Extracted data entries
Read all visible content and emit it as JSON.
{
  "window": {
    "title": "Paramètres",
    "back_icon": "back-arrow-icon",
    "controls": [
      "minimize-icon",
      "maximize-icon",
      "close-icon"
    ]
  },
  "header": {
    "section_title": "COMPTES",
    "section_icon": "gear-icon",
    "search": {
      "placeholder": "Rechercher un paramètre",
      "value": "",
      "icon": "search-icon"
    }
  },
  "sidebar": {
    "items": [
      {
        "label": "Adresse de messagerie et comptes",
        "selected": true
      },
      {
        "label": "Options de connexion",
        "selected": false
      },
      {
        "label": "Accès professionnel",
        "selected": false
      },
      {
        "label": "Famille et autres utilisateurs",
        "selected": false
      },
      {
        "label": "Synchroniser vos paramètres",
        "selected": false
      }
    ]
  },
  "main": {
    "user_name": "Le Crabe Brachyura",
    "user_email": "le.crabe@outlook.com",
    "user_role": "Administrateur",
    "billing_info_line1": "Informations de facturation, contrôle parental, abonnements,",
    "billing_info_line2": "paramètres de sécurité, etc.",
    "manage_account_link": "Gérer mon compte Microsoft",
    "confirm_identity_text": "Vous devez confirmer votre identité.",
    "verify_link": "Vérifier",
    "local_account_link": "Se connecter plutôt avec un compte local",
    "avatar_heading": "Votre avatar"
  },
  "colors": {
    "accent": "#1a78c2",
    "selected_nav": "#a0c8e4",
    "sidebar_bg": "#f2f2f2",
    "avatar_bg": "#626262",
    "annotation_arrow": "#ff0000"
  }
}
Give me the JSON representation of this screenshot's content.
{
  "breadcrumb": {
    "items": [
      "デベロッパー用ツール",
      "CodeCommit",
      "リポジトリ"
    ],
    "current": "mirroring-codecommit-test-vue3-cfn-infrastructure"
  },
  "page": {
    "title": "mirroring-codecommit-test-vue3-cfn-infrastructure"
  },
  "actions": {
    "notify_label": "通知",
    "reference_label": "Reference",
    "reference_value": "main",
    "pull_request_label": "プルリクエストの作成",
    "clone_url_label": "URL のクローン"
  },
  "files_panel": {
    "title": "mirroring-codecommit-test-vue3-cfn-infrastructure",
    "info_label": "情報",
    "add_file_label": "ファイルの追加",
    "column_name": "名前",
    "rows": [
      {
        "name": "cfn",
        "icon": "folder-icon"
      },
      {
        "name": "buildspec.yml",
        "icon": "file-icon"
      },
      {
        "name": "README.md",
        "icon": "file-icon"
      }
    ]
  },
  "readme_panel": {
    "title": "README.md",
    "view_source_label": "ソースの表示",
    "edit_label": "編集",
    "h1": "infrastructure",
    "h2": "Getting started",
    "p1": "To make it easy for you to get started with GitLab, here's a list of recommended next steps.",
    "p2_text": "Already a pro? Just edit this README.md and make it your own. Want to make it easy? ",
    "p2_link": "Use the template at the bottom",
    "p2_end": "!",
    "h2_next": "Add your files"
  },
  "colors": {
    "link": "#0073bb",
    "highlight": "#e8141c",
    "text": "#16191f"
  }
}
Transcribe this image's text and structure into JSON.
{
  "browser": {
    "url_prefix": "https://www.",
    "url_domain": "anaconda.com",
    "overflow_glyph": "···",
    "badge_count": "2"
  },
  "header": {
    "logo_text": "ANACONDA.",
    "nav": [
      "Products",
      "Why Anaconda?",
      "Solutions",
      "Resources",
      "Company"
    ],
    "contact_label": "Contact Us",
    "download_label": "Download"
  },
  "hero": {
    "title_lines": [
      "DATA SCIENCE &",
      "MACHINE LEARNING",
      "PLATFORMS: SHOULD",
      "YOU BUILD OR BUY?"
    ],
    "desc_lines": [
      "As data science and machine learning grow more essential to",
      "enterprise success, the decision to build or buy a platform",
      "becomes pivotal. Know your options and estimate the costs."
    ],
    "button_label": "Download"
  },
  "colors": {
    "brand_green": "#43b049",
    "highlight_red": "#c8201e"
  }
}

## THE PROBLEM
Give only the number of lines in the material above where the string "easy" appears.

## WRITTEN ANSWER
2